-- start --
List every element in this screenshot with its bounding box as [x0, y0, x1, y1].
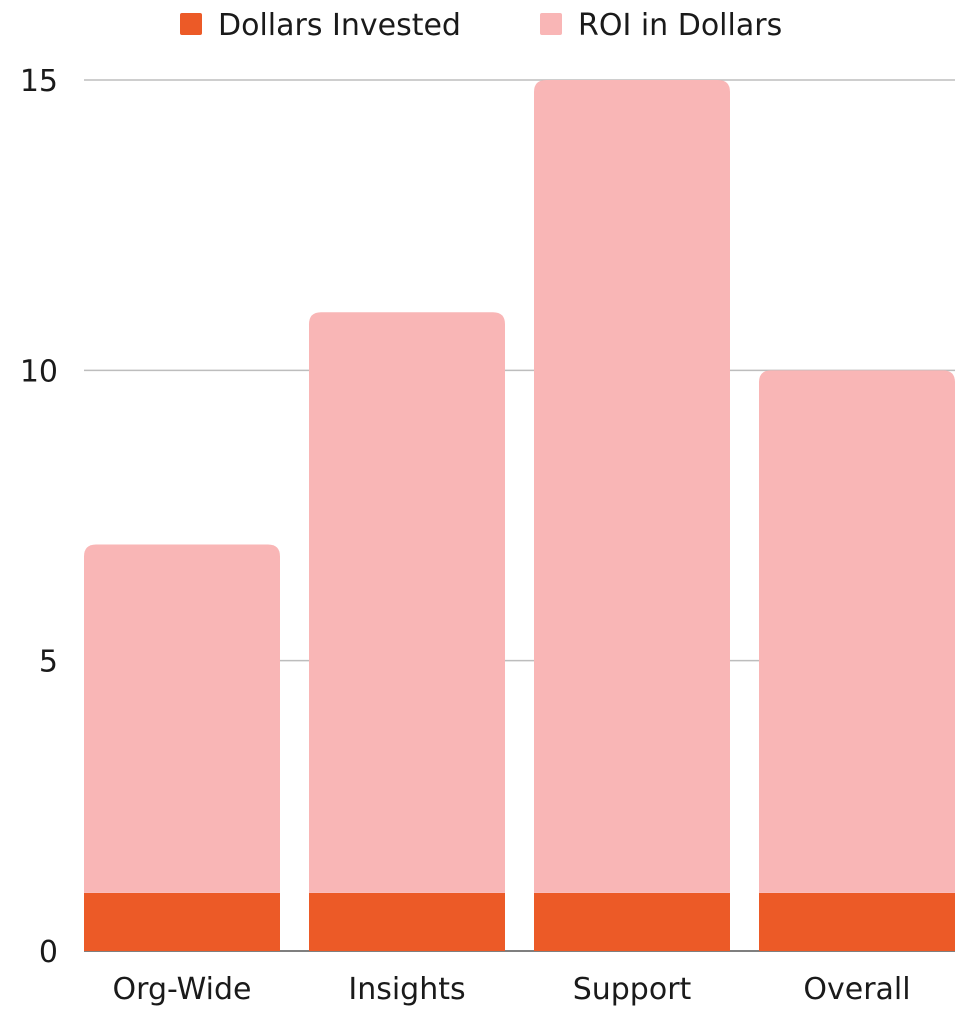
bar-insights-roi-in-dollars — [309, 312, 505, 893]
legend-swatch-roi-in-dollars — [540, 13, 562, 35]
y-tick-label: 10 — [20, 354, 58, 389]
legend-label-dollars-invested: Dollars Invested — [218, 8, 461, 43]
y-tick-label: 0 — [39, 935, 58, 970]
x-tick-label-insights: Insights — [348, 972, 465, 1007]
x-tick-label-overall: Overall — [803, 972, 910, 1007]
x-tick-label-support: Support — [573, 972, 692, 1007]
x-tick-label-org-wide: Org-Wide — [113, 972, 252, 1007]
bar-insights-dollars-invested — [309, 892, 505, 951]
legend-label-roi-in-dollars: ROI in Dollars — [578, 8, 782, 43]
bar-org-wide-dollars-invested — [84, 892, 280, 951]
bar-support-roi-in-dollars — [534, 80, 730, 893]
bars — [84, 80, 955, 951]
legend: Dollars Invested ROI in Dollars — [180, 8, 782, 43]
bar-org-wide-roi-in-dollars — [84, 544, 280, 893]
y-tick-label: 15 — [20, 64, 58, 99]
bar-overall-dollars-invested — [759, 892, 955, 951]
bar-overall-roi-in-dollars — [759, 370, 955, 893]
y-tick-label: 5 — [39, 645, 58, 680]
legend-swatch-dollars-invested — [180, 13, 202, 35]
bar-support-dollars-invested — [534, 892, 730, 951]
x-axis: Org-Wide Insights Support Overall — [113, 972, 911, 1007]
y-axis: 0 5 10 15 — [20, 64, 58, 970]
-- end --
-- start --
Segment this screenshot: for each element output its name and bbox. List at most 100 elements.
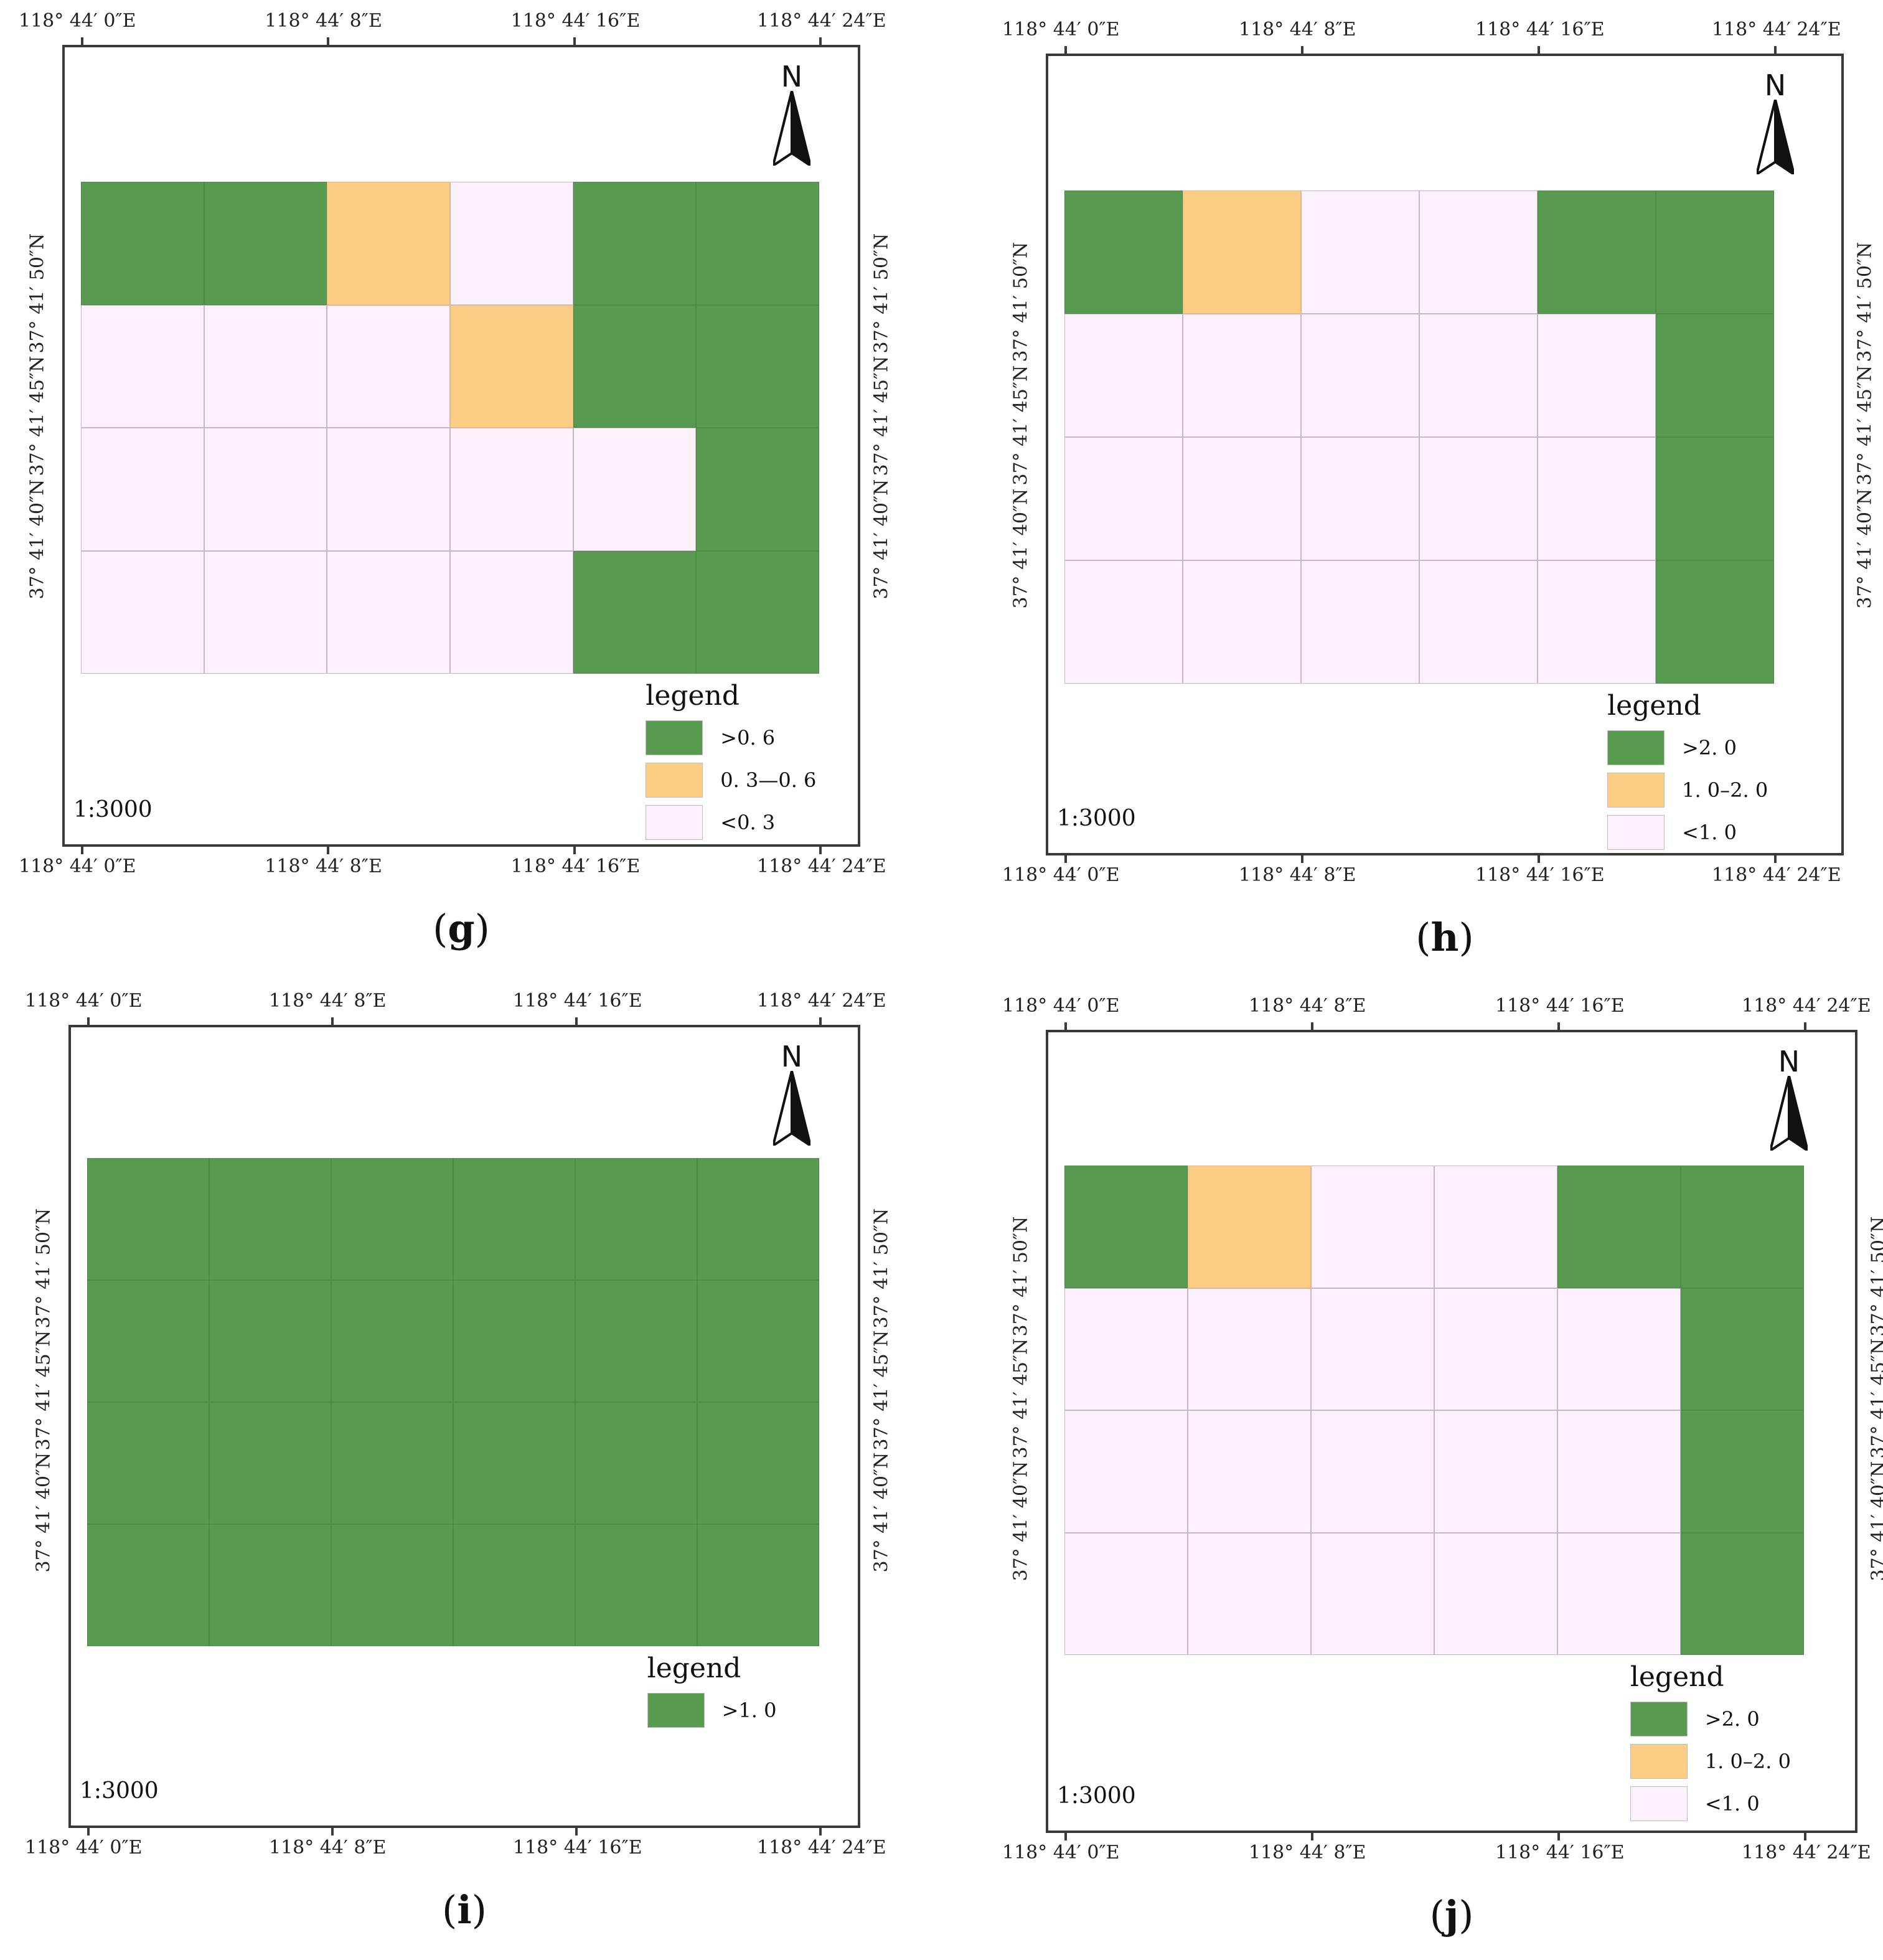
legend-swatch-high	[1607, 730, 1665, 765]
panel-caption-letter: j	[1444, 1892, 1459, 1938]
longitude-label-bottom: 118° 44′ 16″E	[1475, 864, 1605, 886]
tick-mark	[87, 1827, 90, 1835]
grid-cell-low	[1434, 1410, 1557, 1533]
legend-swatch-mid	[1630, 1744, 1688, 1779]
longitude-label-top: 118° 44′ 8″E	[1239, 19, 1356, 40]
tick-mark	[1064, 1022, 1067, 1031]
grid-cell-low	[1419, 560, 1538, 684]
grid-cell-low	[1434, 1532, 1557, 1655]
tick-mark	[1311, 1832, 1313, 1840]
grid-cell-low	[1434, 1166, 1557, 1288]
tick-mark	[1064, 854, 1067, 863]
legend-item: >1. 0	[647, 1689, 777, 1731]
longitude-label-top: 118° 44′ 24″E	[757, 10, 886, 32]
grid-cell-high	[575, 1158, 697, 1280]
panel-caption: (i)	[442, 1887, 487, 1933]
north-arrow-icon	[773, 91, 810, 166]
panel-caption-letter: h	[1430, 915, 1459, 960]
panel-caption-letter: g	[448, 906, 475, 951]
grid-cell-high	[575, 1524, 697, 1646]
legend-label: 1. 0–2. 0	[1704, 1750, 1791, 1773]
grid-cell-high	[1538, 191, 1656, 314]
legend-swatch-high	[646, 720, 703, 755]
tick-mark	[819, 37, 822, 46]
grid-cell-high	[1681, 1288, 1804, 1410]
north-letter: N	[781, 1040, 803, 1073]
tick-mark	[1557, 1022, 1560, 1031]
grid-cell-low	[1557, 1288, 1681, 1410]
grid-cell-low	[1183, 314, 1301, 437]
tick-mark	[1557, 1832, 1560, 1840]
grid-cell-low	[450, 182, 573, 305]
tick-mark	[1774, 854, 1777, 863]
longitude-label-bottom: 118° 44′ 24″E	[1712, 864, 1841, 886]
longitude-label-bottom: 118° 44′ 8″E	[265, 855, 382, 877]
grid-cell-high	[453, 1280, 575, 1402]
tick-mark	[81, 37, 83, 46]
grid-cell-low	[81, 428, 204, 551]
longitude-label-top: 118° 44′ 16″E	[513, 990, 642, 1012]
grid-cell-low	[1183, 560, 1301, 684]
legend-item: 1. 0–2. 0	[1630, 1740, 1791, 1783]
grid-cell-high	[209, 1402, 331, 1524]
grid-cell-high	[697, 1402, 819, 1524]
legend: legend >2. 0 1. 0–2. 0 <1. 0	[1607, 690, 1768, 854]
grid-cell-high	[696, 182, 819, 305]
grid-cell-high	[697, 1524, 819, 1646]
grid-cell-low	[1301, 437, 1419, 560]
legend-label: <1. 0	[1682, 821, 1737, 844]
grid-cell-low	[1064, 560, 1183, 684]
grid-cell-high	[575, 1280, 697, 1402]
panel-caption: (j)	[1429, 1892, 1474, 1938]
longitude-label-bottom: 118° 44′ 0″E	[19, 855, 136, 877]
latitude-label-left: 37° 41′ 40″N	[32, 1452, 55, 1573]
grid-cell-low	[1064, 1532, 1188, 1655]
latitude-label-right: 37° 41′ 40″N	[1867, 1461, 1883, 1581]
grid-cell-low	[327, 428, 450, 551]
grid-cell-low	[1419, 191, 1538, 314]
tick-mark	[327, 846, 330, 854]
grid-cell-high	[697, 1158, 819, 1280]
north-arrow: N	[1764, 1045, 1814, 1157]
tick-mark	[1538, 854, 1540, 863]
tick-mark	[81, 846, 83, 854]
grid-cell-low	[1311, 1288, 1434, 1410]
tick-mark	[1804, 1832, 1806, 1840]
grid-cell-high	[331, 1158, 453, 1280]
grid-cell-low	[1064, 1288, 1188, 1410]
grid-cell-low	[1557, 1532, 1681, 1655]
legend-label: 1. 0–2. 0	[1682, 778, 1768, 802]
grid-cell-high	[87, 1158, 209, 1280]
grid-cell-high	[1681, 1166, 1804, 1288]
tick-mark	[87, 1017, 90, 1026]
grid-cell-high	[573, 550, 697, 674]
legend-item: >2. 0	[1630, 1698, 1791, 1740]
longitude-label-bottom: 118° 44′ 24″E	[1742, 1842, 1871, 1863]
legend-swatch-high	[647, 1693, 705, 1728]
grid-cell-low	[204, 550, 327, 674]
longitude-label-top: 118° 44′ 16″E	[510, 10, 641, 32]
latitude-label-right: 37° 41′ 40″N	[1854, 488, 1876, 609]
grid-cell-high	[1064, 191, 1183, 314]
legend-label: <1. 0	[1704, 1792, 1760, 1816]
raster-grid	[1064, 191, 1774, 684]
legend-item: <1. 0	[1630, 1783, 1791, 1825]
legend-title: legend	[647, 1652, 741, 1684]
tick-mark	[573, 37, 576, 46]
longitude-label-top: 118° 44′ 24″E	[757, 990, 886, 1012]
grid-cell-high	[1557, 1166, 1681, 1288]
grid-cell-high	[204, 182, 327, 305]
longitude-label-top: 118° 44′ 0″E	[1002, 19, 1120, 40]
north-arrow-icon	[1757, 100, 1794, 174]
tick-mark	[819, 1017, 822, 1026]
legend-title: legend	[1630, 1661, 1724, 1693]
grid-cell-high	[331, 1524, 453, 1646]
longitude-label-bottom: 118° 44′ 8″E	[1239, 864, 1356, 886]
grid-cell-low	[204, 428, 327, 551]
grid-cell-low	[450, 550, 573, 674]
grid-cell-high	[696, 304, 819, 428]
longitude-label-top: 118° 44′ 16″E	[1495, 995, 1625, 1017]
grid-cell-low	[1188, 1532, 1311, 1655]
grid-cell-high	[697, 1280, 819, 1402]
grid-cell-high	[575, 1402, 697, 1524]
-- end --
-- start --
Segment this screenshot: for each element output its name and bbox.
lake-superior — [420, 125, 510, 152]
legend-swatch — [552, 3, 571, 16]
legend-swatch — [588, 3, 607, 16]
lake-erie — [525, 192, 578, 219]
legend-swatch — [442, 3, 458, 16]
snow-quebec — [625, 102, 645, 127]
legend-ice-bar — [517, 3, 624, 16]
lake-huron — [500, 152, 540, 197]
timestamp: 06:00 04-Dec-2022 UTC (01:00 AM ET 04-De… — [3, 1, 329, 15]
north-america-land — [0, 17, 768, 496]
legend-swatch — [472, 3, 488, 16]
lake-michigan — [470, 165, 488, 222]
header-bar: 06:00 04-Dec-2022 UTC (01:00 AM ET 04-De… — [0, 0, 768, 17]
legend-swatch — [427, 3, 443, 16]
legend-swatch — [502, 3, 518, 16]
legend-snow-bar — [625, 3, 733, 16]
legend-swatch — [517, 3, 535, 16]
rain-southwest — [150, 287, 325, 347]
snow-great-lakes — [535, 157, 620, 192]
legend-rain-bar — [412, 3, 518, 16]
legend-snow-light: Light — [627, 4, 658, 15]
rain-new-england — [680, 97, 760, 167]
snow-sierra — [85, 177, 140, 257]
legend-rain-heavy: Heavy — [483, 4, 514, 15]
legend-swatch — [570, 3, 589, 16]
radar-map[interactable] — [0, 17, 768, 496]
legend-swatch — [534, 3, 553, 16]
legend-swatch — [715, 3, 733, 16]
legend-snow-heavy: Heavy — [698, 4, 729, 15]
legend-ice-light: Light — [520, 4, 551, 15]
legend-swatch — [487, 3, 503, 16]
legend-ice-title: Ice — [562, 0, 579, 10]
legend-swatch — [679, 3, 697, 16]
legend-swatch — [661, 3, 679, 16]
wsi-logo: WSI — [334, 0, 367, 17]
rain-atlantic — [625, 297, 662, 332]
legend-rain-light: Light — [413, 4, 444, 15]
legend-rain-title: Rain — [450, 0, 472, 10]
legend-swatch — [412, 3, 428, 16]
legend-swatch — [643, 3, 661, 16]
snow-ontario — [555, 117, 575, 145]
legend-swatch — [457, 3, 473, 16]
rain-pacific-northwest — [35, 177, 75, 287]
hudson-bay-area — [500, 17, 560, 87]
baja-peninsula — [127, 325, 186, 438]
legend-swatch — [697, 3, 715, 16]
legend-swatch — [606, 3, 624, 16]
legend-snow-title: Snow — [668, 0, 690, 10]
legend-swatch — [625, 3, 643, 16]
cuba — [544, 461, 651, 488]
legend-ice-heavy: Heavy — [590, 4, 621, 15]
-- end --
**Prompt**
Reproduce the material from the line containing "730, 1665, 765]" through the line containing "560, 1538, 684]", substituting "tick-line" for "tick-mark" and leaving everything else unchanged.

**Complete response**
legend-swatch-high	[1607, 730, 1665, 765]
panel-caption-letter: j	[1444, 1892, 1459, 1938]
longitude-label-bottom: 118° 44′ 16″E	[1475, 864, 1605, 886]
tick-line	[87, 1827, 90, 1835]
grid-cell-low	[1434, 1410, 1557, 1533]
legend-swatch-mid	[1630, 1744, 1688, 1779]
longitude-label-top: 118° 44′ 8″E	[1239, 19, 1356, 40]
tick-line	[1064, 1022, 1067, 1031]
grid-cell-low	[1419, 560, 1538, 684]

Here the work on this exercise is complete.